Input for this task ->

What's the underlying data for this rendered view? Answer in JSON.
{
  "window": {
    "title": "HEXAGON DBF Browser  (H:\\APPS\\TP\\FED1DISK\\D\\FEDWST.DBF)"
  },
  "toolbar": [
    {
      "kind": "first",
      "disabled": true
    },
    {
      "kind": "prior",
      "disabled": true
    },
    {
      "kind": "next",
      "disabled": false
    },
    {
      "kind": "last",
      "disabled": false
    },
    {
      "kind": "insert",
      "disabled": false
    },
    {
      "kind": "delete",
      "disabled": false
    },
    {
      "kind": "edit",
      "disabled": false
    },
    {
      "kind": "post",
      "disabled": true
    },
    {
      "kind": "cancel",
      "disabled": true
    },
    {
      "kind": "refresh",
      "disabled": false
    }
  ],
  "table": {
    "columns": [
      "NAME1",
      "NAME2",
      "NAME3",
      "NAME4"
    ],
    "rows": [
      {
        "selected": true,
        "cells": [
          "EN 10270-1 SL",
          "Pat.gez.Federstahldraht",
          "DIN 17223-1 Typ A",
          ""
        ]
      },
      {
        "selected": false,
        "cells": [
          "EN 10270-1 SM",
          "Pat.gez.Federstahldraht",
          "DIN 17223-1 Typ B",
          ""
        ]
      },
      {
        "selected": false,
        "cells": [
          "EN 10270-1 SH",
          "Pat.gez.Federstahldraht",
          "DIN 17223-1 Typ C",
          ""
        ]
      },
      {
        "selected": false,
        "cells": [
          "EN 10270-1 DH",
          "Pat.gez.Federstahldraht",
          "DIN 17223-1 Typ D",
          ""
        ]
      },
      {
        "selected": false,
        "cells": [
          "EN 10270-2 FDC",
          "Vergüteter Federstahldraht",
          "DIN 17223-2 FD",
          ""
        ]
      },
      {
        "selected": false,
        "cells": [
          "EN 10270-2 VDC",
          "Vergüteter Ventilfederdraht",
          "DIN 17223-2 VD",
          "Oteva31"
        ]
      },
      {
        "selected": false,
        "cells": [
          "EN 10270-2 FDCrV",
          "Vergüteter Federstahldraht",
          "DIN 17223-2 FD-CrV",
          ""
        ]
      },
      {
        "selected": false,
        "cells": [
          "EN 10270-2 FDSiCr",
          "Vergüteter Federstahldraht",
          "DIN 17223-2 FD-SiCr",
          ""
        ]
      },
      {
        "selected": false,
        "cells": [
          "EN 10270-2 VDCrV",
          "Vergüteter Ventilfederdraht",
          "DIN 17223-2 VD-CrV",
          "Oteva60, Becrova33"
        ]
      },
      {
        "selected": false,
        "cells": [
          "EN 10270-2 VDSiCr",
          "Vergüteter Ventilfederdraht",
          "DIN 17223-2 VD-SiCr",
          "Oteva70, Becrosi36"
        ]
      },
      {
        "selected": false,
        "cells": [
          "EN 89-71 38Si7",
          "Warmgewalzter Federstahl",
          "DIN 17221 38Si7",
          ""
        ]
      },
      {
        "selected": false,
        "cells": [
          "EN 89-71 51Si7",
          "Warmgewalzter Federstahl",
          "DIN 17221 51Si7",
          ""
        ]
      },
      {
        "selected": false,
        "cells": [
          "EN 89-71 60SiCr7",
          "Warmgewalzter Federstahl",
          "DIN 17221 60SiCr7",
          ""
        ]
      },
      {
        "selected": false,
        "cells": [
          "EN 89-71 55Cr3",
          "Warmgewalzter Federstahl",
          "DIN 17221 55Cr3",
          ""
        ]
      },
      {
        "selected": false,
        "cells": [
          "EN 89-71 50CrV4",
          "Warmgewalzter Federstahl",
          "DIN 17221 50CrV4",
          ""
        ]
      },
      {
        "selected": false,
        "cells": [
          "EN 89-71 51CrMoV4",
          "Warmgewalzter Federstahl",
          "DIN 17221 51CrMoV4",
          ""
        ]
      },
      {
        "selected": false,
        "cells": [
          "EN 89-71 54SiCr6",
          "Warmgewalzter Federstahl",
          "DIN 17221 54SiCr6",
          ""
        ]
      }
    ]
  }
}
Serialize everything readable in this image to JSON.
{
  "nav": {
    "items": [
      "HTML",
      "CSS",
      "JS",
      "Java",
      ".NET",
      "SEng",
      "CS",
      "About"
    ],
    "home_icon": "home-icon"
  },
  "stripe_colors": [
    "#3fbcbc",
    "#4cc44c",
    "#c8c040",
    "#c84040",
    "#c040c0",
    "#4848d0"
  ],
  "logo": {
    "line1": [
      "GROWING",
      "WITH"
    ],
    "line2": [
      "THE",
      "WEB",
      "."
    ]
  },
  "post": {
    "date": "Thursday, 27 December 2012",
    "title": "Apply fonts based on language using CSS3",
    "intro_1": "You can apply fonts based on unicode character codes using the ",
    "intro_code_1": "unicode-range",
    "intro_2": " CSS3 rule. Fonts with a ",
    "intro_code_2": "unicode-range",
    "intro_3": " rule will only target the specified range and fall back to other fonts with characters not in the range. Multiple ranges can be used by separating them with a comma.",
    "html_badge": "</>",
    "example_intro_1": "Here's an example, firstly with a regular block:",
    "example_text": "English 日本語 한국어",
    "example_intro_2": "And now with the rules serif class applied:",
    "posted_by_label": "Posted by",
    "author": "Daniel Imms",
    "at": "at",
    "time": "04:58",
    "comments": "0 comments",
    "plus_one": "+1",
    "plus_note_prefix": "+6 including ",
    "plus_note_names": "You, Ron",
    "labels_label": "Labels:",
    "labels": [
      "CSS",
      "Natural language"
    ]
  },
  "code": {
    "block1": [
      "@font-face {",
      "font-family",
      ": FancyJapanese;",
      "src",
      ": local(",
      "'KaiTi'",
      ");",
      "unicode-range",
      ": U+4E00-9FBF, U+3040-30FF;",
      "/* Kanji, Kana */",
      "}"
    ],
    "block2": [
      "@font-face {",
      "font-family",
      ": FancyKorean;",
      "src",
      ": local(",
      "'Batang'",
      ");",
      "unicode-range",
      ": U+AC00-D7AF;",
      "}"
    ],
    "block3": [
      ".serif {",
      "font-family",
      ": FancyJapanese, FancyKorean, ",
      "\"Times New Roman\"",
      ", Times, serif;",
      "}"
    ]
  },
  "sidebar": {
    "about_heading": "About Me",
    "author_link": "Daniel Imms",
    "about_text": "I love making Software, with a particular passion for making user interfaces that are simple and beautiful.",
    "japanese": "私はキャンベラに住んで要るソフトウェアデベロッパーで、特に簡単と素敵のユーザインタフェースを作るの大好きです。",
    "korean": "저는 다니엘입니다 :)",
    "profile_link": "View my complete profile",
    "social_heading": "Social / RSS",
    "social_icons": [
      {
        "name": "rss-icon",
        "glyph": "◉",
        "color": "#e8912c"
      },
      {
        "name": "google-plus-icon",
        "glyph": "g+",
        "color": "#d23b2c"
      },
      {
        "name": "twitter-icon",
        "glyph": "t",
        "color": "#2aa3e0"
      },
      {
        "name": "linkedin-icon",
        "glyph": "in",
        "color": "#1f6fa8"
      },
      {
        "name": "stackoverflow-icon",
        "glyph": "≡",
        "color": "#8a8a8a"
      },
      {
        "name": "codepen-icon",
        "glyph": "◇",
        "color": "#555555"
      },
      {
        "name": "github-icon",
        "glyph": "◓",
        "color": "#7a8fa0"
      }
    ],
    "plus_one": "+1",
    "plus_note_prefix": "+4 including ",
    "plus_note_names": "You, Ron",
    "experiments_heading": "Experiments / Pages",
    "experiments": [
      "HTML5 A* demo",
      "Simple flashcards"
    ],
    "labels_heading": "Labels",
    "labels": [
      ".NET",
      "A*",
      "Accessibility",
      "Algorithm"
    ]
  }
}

Task directions -> Transcribe all of the lines in the records precisely.

Exercise answer ->
What's the underlying data for this rendered view? Answer in JSON.
{
  "window": {
    "title": "HEXAGON DBF Browser  (H:\\APPS\\TP\\FED1DISK\\D\\FEDWST.DBF)"
  },
  "toolbar": [
    {
      "kind": "first",
      "disabled": true
    },
    {
      "kind": "prior",
      "disabled": true
    },
    {
      "kind": "next",
      "disabled": false
    },
    {
      "kind": "last",
      "disabled": false
    },
    {
      "kind": "insert",
      "disabled": false
    },
    {
      "kind": "delete",
      "disabled": false
    },
    {
      "kind": "edit",
      "disabled": false
    },
    {
      "kind": "post",
      "disabled": true
    },
    {
      "kind": "cancel",
      "disabled": true
    },
    {
      "kind": "refresh",
      "disabled": false
    }
  ],
  "table": {
    "columns": [
      "NAME1",
      "NAME2",
      "NAME3",
      "NAME4"
    ],
    "rows": [
      {
        "selected": true,
        "cells": [
          "EN 10270-1 SL",
          "Pat.gez.Federstahldraht",
          "DIN 17223-1 Typ A",
          ""
        ]
      },
      {
        "selected": false,
        "cells": [
          "EN 10270-1 SM",
          "Pat.gez.Federstahldraht",
          "DIN 17223-1 Typ B",
          ""
        ]
      },
      {
        "selected": false,
        "cells": [
          "EN 10270-1 SH",
          "Pat.gez.Federstahldraht",
          "DIN 17223-1 Typ C",
          ""
        ]
      },
      {
        "selected": false,
        "cells": [
          "EN 10270-1 DH",
          "Pat.gez.Federstahldraht",
          "DIN 17223-1 Typ D",
          ""
        ]
      },
      {
        "selected": false,
        "cells": [
          "EN 10270-2 FDC",
          "Vergüteter Federstahldraht",
          "DIN 17223-2 FD",
          ""
        ]
      },
      {
        "selected": false,
        "cells": [
          "EN 10270-2 VDC",
          "Vergüteter Ventilfederdraht",
          "DIN 17223-2 VD",
          "Oteva31"
        ]
      },
      {
        "selected": false,
        "cells": [
          "EN 10270-2 FDCrV",
          "Vergüteter Federstahldraht",
          "DIN 17223-2 FD-CrV",
          ""
        ]
      },
      {
        "selected": false,
        "cells": [
          "EN 10270-2 FDSiCr",
          "Vergüteter Federstahldraht",
          "DIN 17223-2 FD-SiCr",
          ""
        ]
      },
      {
        "selected": false,
        "cells": [
          "EN 10270-2 VDCrV",
          "Vergüteter Ventilfederdraht",
          "DIN 17223-2 VD-CrV",
          "Oteva60, Becrova33"
        ]
      },
      {
        "selected": false,
        "cells": [
          "EN 10270-2 VDSiCr",
          "Vergüteter Ventilfederdraht",
          "DIN 17223-2 VD-SiCr",
          "Oteva70, Becrosi36"
        ]
      },
      {
        "selected": false,
        "cells": [
          "EN 89-71 38Si7",
          "Warmgewalzter Federstahl",
          "DIN 17221 38Si7",
          ""
        ]
      },
      {
        "selected": false,
        "cells": [
          "EN 89-71 51Si7",
          "Warmgewalzter Federstahl",
          "DIN 17221 51Si7",
          ""
        ]
      },
      {
        "selected": false,
        "cells": [
          "EN 89-71 60SiCr7",
          "Warmgewalzter Federstahl",
          "DIN 17221 60SiCr7",
          ""
        ]
      },
      {
        "selected": false,
        "cells": [
          "EN 89-71 55Cr3",
          "Warmgewalzter Federstahl",
          "DIN 17221 55Cr3",
          ""
        ]
      },
      {
        "selected": false,
        "cells": [
          "EN 89-71 50CrV4",
          "Warmgewalzter Federstahl",
          "DIN 17221 50CrV4",
          ""
        ]
      },
      {
        "selected": false,
        "cells": [
          "EN 89-71 51CrMoV4",
          "Warmgewalzter Federstahl",
          "DIN 17221 51CrMoV4",
          ""
        ]
      },
      {
        "selected": false,
        "cells": [
          "EN 89-71 54SiCr6",
          "Warmgewalzter Federstahl",
          "DIN 17221 54SiCr6",
          ""
        ]
      }
    ]
  }
}
Serialize everything readable in this image to JSON.
{
  "nav": {
    "items": [
      "HTML",
      "CSS",
      "JS",
      "Java",
      ".NET",
      "SEng",
      "CS",
      "About"
    ],
    "home_icon": "home-icon"
  },
  "stripe_colors": [
    "#3fbcbc",
    "#4cc44c",
    "#c8c040",
    "#c84040",
    "#c040c0",
    "#4848d0"
  ],
  "logo": {
    "line1": [
      "GROWING",
      "WITH"
    ],
    "line2": [
      "THE",
      "WEB",
      "."
    ]
  },
  "post": {
    "date": "Thursday, 27 December 2012",
    "title": "Apply fonts based on language using CSS3",
    "intro_1": "You can apply fonts based on unicode character codes using the ",
    "intro_code_1": "unicode-range",
    "intro_2": " CSS3 rule. Fonts with a ",
    "intro_code_2": "unicode-range",
    "intro_3": " rule will only target the specified range and fall back to other fonts with characters not in the range. Multiple ranges can be used by separating them with a comma.",
    "html_badge": "</>",
    "example_intro_1": "Here's an example, firstly with a regular block:",
    "example_text": "English 日本語 한국어",
    "example_intro_2": "And now with the rules serif class applied:",
    "posted_by_label": "Posted by",
    "author": "Daniel Imms",
    "at": "at",
    "time": "04:58",
    "comments": "0 comments",
    "plus_one": "+1",
    "plus_note_prefix": "+6 including ",
    "plus_note_names": "You, Ron",
    "labels_label": "Labels:",
    "labels": [
      "CSS",
      "Natural language"
    ]
  },
  "code": {
    "block1": [
      "@font-face {",
      "font-family",
      ": FancyJapanese;",
      "src",
      ": local(",
      "'KaiTi'",
      ");",
      "unicode-range",
      ": U+4E00-9FBF, U+3040-30FF;",
      "/* Kanji, Kana */",
      "}"
    ],
    "block2": [
      "@font-face {",
      "font-family",
      ": FancyKorean;",
      "src",
      ": local(",
      "'Batang'",
      ");",
      "unicode-range",
      ": U+AC00-D7AF;",
      "}"
    ],
    "block3": [
      ".serif {",
      "font-family",
      ": FancyJapanese, FancyKorean, ",
      "\"Times New Roman\"",
      ", Times, serif;",
      "}"
    ]
  },
  "sidebar": {
    "about_heading": "About Me",
    "author_link": "Daniel Imms",
    "about_text": "I love making Software, with a particular passion for making user interfaces that are simple and beautiful.",
    "japanese": "私はキャンベラに住んで要るソフトウェアデベロッパーで、特に簡単と素敵のユーザインタフェースを作るの大好きです。",
    "korean": "저는 다니엘입니다 :)",
    "profile_link": "View my complete profile",
    "social_heading": "Social / RSS",
    "social_icons": [
      {
        "name": "rss-icon",
        "glyph": "◉",
        "color": "#e8912c"
      },
      {
        "name": "google-plus-icon",
        "glyph": "g+",
        "color": "#d23b2c"
      },
      {
        "name": "twitter-icon",
        "glyph": "t",
        "color": "#2aa3e0"
      },
      {
        "name": "linkedin-icon",
        "glyph": "in",
        "color": "#1f6fa8"
      },
      {
        "name": "stackoverflow-icon",
        "glyph": "≡",
        "color": "#8a8a8a"
      },
      {
        "name": "codepen-icon",
        "glyph": "◇",
        "color": "#555555"
      },
      {
        "name": "github-icon",
        "glyph": "◓",
        "color": "#7a8fa0"
      }
    ],
    "plus_one": "+1",
    "plus_note_prefix": "+4 including ",
    "plus_note_names": "You, Ron",
    "experiments_heading": "Experiments / Pages",
    "experiments": [
      "HTML5 A* demo",
      "Simple flashcards"
    ],
    "labels_heading": "Labels",
    "labels": [
      ".NET",
      "A*",
      "Accessibility",
      "Algorithm"
    ]
  }
}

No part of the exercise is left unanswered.